• _Dataset rows about figures_

--------

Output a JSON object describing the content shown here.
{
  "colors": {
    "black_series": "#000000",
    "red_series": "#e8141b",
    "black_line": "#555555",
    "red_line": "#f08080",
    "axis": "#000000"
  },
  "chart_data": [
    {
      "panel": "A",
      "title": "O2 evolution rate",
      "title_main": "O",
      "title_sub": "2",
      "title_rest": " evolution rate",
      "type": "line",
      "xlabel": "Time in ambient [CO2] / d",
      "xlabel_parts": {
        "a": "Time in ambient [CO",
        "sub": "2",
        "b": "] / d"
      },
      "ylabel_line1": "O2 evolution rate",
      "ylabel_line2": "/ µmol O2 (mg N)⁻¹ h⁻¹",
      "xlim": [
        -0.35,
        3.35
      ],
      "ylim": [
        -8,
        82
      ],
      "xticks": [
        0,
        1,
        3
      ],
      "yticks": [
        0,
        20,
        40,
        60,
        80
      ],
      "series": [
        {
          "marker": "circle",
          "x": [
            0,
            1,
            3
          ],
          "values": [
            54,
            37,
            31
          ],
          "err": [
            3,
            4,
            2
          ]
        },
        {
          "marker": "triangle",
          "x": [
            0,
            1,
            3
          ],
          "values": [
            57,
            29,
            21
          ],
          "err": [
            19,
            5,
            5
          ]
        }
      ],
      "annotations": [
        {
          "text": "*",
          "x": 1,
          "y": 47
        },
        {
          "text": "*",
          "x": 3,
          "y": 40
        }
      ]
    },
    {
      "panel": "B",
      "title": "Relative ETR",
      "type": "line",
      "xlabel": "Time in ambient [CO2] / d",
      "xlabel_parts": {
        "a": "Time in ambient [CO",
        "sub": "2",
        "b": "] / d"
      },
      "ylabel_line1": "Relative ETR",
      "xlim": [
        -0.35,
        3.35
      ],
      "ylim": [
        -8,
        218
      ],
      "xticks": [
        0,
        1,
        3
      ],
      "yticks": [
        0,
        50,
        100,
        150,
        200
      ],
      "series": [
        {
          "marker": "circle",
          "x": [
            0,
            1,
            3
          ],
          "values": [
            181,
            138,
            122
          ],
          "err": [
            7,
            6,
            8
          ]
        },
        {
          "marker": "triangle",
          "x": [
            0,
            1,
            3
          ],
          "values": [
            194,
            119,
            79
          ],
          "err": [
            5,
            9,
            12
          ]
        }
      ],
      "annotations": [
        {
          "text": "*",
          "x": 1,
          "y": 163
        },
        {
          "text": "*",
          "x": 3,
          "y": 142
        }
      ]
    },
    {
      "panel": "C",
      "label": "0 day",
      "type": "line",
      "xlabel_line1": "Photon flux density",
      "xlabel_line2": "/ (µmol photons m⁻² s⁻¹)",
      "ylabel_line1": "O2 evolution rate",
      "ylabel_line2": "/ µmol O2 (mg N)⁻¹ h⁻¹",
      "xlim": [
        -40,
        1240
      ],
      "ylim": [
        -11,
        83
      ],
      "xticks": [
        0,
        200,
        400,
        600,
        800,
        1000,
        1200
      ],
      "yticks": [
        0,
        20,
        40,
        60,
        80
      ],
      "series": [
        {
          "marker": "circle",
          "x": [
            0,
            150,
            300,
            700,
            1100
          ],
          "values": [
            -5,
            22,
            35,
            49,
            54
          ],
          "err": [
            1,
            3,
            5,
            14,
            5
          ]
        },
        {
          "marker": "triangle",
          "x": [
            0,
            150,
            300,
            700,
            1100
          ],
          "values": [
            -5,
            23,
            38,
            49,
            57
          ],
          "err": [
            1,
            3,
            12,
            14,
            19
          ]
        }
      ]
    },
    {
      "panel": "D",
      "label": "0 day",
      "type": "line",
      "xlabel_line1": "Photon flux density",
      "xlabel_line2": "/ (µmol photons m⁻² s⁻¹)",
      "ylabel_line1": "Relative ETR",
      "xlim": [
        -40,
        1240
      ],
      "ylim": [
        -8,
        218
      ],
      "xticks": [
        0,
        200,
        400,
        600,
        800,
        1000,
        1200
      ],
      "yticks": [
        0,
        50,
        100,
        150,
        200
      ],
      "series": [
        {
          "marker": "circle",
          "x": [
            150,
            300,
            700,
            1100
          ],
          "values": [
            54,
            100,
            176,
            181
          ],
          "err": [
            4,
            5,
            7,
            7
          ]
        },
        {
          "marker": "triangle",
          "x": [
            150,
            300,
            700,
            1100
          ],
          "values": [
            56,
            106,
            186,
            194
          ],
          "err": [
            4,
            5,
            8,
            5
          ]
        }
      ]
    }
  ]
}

--------

• _THE REQUEST_
Nothing may be left out: return each entry exactly as it reads.

• _THE RESPONSE_
Output a JSON object describing the content shown here.
{
  "colors": {
    "black_series": "#000000",
    "red_series": "#e8141b",
    "black_line": "#555555",
    "red_line": "#f08080",
    "axis": "#000000"
  },
  "chart_data": [
    {
      "panel": "A",
      "title": "O2 evolution rate",
      "title_main": "O",
      "title_sub": "2",
      "title_rest": " evolution rate",
      "type": "line",
      "xlabel": "Time in ambient [CO2] / d",
      "xlabel_parts": {
        "a": "Time in ambient [CO",
        "sub": "2",
        "b": "] / d"
      },
      "ylabel_line1": "O2 evolution rate",
      "ylabel_line2": "/ µmol O2 (mg N)⁻¹ h⁻¹",
      "xlim": [
        -0.35,
        3.35
      ],
      "ylim": [
        -8,
        82
      ],
      "xticks": [
        0,
        1,
        3
      ],
      "yticks": [
        0,
        20,
        40,
        60,
        80
      ],
      "series": [
        {
          "marker": "circle",
          "x": [
            0,
            1,
            3
          ],
          "values": [
            54,
            37,
            31
          ],
          "err": [
            3,
            4,
            2
          ]
        },
        {
          "marker": "triangle",
          "x": [
            0,
            1,
            3
          ],
          "values": [
            57,
            29,
            21
          ],
          "err": [
            19,
            5,
            5
          ]
        }
      ],
      "annotations": [
        {
          "text": "*",
          "x": 1,
          "y": 47
        },
        {
          "text": "*",
          "x": 3,
          "y": 40
        }
      ]
    },
    {
      "panel": "B",
      "title": "Relative ETR",
      "type": "line",
      "xlabel": "Time in ambient [CO2] / d",
      "xlabel_parts": {
        "a": "Time in ambient [CO",
        "sub": "2",
        "b": "] / d"
      },
      "ylabel_line1": "Relative ETR",
      "xlim": [
        -0.35,
        3.35
      ],
      "ylim": [
        -8,
        218
      ],
      "xticks": [
        0,
        1,
        3
      ],
      "yticks": [
        0,
        50,
        100,
        150,
        200
      ],
      "series": [
        {
          "marker": "circle",
          "x": [
            0,
            1,
            3
          ],
          "values": [
            181,
            138,
            122
          ],
          "err": [
            7,
            6,
            8
          ]
        },
        {
          "marker": "triangle",
          "x": [
            0,
            1,
            3
          ],
          "values": [
            194,
            119,
            79
          ],
          "err": [
            5,
            9,
            12
          ]
        }
      ],
      "annotations": [
        {
          "text": "*",
          "x": 1,
          "y": 163
        },
        {
          "text": "*",
          "x": 3,
          "y": 142
        }
      ]
    },
    {
      "panel": "C",
      "label": "0 day",
      "type": "line",
      "xlabel_line1": "Photon flux density",
      "xlabel_line2": "/ (µmol photons m⁻² s⁻¹)",
      "ylabel_line1": "O2 evolution rate",
      "ylabel_line2": "/ µmol O2 (mg N)⁻¹ h⁻¹",
      "xlim": [
        -40,
        1240
      ],
      "ylim": [
        -11,
        83
      ],
      "xticks": [
        0,
        200,
        400,
        600,
        800,
        1000,
        1200
      ],
      "yticks": [
        0,
        20,
        40,
        60,
        80
      ],
      "series": [
        {
          "marker": "circle",
          "x": [
            0,
            150,
            300,
            700,
            1100
          ],
          "values": [
            -5,
            22,
            35,
            49,
            54
          ],
          "err": [
            1,
            3,
            5,
            14,
            5
          ]
        },
        {
          "marker": "triangle",
          "x": [
            0,
            150,
            300,
            700,
            1100
          ],
          "values": [
            -5,
            23,
            38,
            49,
            57
          ],
          "err": [
            1,
            3,
            12,
            14,
            19
          ]
        }
      ]
    },
    {
      "panel": "D",
      "label": "0 day",
      "type": "line",
      "xlabel_line1": "Photon flux density",
      "xlabel_line2": "/ (µmol photons m⁻² s⁻¹)",
      "ylabel_line1": "Relative ETR",
      "xlim": [
        -40,
        1240
      ],
      "ylim": [
        -8,
        218
      ],
      "xticks": [
        0,
        200,
        400,
        600,
        800,
        1000,
        1200
      ],
      "yticks": [
        0,
        50,
        100,
        150,
        200
      ],
      "series": [
        {
          "marker": "circle",
          "x": [
            150,
            300,
            700,
            1100
          ],
          "values": [
            54,
            100,
            176,
            181
          ],
          "err": [
            4,
            5,
            7,
            7
          ]
        },
        {
          "marker": "triangle",
          "x": [
            150,
            300,
            700,
            1100
          ],
          "values": [
            56,
            106,
            186,
            194
          ],
          "err": [
            4,
            5,
            8,
            5
          ]
        }
      ]
    }
  ]
}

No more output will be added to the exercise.